___ Texto citado

No sé si aún hace ese recorrido, aunque en mi mente se exhibe nítido aquel camino de todos los días por donde el ómnibus levantaba polvareda, niñez adentro en la nostalgia. Calle Sarmiento de entonces, enripiada y angosta, camino que se nos hacía extenso y que hoy, a años luz en el recuerdo, descubro que es ahí no más, en el corazón de Desamparados, Circunvalación al costado.
Al alcance de la mano se me revelan las noches de los fríos San Juan y San Pedro, excitadas a fogatas y griterío de niños.
En la casita humilde de uno de los rincones del barrio -sin saberlo- comienzo a diseñar en ritmo de corazón de niño lo que luego sería el vals "Romance de mi niñez, que años después habla de todo esto con palabra de hombre.
Yo tomaba la calle central y llegaba hasta la entonces calle Correa, con el puñito que guardaba celoso los cinco pesos que me daba mi madre para comprar la carne. Aquel carnicero heroico del final de la calle cortaba los huesos a mano, con una larga cierra que hasta podía seccionar las invulnerable chiquizuelas; pero había días en que la "feria franca" nos ofrecía en plena calle carne más barata, aunque más dura, y allí llegaba con el mismo puñito cerrado. Un día, no sé cómo, perdí el dinero del encargo, ese símbolo del escaso sueldito de mi padre. Fue uno de esos dolores que me quedó hasta hoy en el alma.
Las viñas de El Globo respaldaban mi casa, extensa prolongación de sueños labradores que hoy se han convertido en barrios enormes que han arrasado con la vieja cancha de El Globo, donde con mi padre sufríamos tras los alambrados de cuadrados agujeritos acerados, por los cuales colgábamos con manitos heladas la angustia del gol escapado.

______

**Tareas pendientes**.
[a] Indica si cada afirmación coincide con el texto sobre la niñez en Desamparados. Responde sí o no y cita las palabras del texto que lo deciden. (i) Quien narra compraba la carne con cinco pesos que le daba su madre. (ii) La carne de la "feria franca" costaba más que la del carnicero. (iii) La vieja cancha de El Globo sigue en pie hoy.
[b] Prosigue el texto sobre la niñez en Desamparados a partir de su última oración.
Los ítems no tienen ningún papel en esto.

___ Datos proporcionados

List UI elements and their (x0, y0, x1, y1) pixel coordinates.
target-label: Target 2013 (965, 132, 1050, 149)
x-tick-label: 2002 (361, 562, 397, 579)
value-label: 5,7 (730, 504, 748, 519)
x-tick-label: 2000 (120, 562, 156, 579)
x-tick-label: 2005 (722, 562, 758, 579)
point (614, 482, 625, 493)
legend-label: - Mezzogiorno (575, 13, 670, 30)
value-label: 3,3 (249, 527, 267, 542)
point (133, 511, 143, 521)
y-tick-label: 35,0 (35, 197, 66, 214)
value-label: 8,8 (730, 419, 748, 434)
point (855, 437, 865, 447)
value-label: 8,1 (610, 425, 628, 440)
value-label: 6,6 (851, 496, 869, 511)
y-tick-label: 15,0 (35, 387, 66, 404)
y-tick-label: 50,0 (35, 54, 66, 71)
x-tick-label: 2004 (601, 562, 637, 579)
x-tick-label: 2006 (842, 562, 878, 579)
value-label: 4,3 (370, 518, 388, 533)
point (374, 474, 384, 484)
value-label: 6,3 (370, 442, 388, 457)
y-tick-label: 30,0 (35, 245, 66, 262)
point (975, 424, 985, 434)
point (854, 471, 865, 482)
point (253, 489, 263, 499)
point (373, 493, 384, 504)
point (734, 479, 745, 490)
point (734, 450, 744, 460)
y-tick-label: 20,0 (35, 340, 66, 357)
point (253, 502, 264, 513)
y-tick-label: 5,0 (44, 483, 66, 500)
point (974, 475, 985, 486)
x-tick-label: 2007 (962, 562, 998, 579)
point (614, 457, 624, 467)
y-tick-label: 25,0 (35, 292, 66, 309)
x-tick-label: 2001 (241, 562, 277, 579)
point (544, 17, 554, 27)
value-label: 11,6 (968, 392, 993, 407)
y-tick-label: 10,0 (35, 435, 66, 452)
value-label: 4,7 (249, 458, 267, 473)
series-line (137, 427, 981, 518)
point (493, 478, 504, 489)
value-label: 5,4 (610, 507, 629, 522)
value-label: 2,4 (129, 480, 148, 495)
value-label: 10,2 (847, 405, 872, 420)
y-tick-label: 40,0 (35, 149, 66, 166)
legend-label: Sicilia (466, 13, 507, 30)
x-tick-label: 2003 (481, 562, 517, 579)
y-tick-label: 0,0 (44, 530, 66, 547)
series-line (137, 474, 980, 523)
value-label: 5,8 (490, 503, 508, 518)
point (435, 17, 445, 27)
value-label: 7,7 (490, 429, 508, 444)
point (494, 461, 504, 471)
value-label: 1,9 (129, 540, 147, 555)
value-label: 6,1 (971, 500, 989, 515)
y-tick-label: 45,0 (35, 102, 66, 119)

______

**Lista de respuestas**.
[a]
(i) Sí: "el puñito que guardaba celoso los cinco pesos que me daba mi madre para comprar la carne".
(ii) No: "nos ofrecía en plena calle carne más barata, aunque más dura".
(iii) No: "barrios enormes que han arrasado con la vieja cancha de El Globo".

[b]
Un día de agosto, un volantín azul se desprendió del hilo y subió hasta el cielo amoratado. Muchos años después, en parecido agosto, mi joven padre hacía lo mismo. Al volantín lo buscamos varios días por los hornos de ladrillo que daban al oeste, en vano, estaría en el cielo. Al sueño de mi padre lo seguimos buscando por azules cumbres, amor y la nostalgia de por medio.
Un día, alguno de nosotros contrajo una enfermedad eruptiva. Jamás olvidaré aquella imagen de tres médicos en el patiecito de la casa analizando con preocupación el caso. Por la entrada del barrio veo venir el Ford 40 (creo que color té con leche) de mi tío Antonio, aquel magnífico poeta que dio esta tierra. Viene a llevar a la familia a dar una vueltita, como habitualmente lo hacía; e inunda la casa con su humor y gesto de patriarca bueno.
La troya dibujada en la vereda de tierra, ha quedado semi borrada; pero las balitas de bolsillos flacos la buscan en recovecos del viento. Pasa un afilador lívido enarbolando el grito de su flautín, y las comadres salen a su encuentro. Todo eso y mucho más, es carne de nosotros.